**SHORT TASK**
All the data should come back exactly as it was given.

**RECORDS FOR PROCESSING**

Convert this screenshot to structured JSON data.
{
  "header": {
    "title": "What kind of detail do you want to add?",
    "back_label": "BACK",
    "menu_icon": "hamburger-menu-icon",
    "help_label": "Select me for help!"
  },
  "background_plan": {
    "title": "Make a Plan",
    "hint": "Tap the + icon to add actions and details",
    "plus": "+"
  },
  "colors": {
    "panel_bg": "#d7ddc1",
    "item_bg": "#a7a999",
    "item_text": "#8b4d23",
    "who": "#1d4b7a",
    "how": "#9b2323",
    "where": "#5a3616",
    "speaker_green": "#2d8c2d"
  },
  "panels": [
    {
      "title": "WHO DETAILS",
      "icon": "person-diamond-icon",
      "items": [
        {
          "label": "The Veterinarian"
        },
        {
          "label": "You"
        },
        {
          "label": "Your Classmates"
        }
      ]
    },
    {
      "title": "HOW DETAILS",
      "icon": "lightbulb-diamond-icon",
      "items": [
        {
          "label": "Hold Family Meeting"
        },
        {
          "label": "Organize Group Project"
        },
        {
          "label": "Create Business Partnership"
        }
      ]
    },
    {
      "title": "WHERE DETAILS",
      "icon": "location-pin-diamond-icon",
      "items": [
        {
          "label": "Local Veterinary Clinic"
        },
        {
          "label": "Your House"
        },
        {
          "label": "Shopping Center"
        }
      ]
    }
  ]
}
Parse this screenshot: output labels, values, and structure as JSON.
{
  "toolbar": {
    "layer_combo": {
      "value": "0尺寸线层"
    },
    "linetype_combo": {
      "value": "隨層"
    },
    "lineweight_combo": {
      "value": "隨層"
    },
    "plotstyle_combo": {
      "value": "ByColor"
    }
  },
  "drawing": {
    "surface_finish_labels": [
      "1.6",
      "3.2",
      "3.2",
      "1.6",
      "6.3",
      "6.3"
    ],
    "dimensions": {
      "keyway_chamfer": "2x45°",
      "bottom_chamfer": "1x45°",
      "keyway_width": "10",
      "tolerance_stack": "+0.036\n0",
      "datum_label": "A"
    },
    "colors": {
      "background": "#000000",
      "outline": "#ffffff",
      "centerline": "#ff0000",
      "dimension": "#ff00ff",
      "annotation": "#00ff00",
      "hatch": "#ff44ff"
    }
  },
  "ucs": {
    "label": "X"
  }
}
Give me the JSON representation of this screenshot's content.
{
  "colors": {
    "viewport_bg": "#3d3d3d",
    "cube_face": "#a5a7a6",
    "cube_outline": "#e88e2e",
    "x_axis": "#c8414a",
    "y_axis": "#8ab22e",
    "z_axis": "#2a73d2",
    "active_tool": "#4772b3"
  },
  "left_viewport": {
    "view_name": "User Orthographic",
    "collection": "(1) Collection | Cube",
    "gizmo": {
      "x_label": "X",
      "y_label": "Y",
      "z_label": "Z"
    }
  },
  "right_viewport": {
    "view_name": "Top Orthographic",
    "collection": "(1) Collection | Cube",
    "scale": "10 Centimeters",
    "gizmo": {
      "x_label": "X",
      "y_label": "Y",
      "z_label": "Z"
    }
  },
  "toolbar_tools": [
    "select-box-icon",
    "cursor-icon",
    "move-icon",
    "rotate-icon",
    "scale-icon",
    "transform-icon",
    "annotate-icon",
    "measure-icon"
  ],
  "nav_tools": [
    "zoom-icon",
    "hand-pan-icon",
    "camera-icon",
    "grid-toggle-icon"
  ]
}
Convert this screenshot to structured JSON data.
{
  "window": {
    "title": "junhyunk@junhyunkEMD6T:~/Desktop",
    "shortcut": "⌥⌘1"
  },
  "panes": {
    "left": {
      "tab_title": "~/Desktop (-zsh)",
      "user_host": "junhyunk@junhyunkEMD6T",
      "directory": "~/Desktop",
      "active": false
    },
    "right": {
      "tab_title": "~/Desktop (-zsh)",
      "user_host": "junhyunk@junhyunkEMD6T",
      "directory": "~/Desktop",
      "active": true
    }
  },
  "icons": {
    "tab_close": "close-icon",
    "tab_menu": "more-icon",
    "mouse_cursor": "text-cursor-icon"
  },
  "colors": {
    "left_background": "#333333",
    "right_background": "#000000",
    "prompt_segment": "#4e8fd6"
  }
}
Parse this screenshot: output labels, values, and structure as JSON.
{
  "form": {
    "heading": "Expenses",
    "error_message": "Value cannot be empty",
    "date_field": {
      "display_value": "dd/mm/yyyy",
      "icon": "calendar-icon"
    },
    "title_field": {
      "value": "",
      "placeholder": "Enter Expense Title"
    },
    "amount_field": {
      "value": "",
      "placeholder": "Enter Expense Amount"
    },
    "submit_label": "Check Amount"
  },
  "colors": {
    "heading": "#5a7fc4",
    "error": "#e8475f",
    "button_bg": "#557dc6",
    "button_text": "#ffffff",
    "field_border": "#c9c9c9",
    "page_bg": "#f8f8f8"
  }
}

**SOLUTION TO THE EXERCISE**
Convert this screenshot to structured JSON data.
{
  "header": {
    "title": "What kind of detail do you want to add?",
    "back_label": "BACK",
    "menu_icon": "hamburger-menu-icon",
    "help_label": "Select me for help!"
  },
  "background_plan": {
    "title": "Make a Plan",
    "hint": "Tap the + icon to add actions and details",
    "plus": "+"
  },
  "colors": {
    "panel_bg": "#d7ddc1",
    "item_bg": "#a7a999",
    "item_text": "#8b4d23",
    "who": "#1d4b7a",
    "how": "#9b2323",
    "where": "#5a3616",
    "speaker_green": "#2d8c2d"
  },
  "panels": [
    {
      "title": "WHO DETAILS",
      "icon": "person-diamond-icon",
      "items": [
        {
          "label": "The Veterinarian"
        },
        {
          "label": "You"
        },
        {
          "label": "Your Classmates"
        }
      ]
    },
    {
      "title": "HOW DETAILS",
      "icon": "lightbulb-diamond-icon",
      "items": [
        {
          "label": "Hold Family Meeting"
        },
        {
          "label": "Organize Group Project"
        },
        {
          "label": "Create Business Partnership"
        }
      ]
    },
    {
      "title": "WHERE DETAILS",
      "icon": "location-pin-diamond-icon",
      "items": [
        {
          "label": "Local Veterinary Clinic"
        },
        {
          "label": "Your House"
        },
        {
          "label": "Shopping Center"
        }
      ]
    }
  ]
}
Parse this screenshot: output labels, values, and structure as JSON.
{
  "toolbar": {
    "layer_combo": {
      "value": "0尺寸线层"
    },
    "linetype_combo": {
      "value": "隨層"
    },
    "lineweight_combo": {
      "value": "隨層"
    },
    "plotstyle_combo": {
      "value": "ByColor"
    }
  },
  "drawing": {
    "surface_finish_labels": [
      "1.6",
      "3.2",
      "3.2",
      "1.6",
      "6.3",
      "6.3"
    ],
    "dimensions": {
      "keyway_chamfer": "2x45°",
      "bottom_chamfer": "1x45°",
      "keyway_width": "10",
      "tolerance_stack": "+0.036\n0",
      "datum_label": "A"
    },
    "colors": {
      "background": "#000000",
      "outline": "#ffffff",
      "centerline": "#ff0000",
      "dimension": "#ff00ff",
      "annotation": "#00ff00",
      "hatch": "#ff44ff"
    }
  },
  "ucs": {
    "label": "X"
  }
}
Give me the JSON representation of this screenshot's content.
{
  "colors": {
    "viewport_bg": "#3d3d3d",
    "cube_face": "#a5a7a6",
    "cube_outline": "#e88e2e",
    "x_axis": "#c8414a",
    "y_axis": "#8ab22e",
    "z_axis": "#2a73d2",
    "active_tool": "#4772b3"
  },
  "left_viewport": {
    "view_name": "User Orthographic",
    "collection": "(1) Collection | Cube",
    "gizmo": {
      "x_label": "X",
      "y_label": "Y",
      "z_label": "Z"
    }
  },
  "right_viewport": {
    "view_name": "Top Orthographic",
    "collection": "(1) Collection | Cube",
    "scale": "10 Centimeters",
    "gizmo": {
      "x_label": "X",
      "y_label": "Y",
      "z_label": "Z"
    }
  },
  "toolbar_tools": [
    "select-box-icon",
    "cursor-icon",
    "move-icon",
    "rotate-icon",
    "scale-icon",
    "transform-icon",
    "annotate-icon",
    "measure-icon"
  ],
  "nav_tools": [
    "zoom-icon",
    "hand-pan-icon",
    "camera-icon",
    "grid-toggle-icon"
  ]
}
Convert this screenshot to structured JSON data.
{
  "window": {
    "title": "junhyunk@junhyunkEMD6T:~/Desktop",
    "shortcut": "⌥⌘1"
  },
  "panes": {
    "left": {
      "tab_title": "~/Desktop (-zsh)",
      "user_host": "junhyunk@junhyunkEMD6T",
      "directory": "~/Desktop",
      "active": false
    },
    "right": {
      "tab_title": "~/Desktop (-zsh)",
      "user_host": "junhyunk@junhyunkEMD6T",
      "directory": "~/Desktop",
      "active": true
    }
  },
  "icons": {
    "tab_close": "close-icon",
    "tab_menu": "more-icon",
    "mouse_cursor": "text-cursor-icon"
  },
  "colors": {
    "left_background": "#333333",
    "right_background": "#000000",
    "prompt_segment": "#4e8fd6"
  }
}
Parse this screenshot: output labels, values, and structure as JSON.
{
  "form": {
    "heading": "Expenses",
    "error_message": "Value cannot be empty",
    "date_field": {
      "display_value": "dd/mm/yyyy",
      "icon": "calendar-icon"
    },
    "title_field": {
      "value": "",
      "placeholder": "Enter Expense Title"
    },
    "amount_field": {
      "value": "",
      "placeholder": "Enter Expense Amount"
    },
    "submit_label": "Check Amount"
  },
  "colors": {
    "heading": "#5a7fc4",
    "error": "#e8475f",
    "button_bg": "#557dc6",
    "button_text": "#ffffff",
    "field_border": "#c9c9c9",
    "page_bg": "#f8f8f8"
  }
}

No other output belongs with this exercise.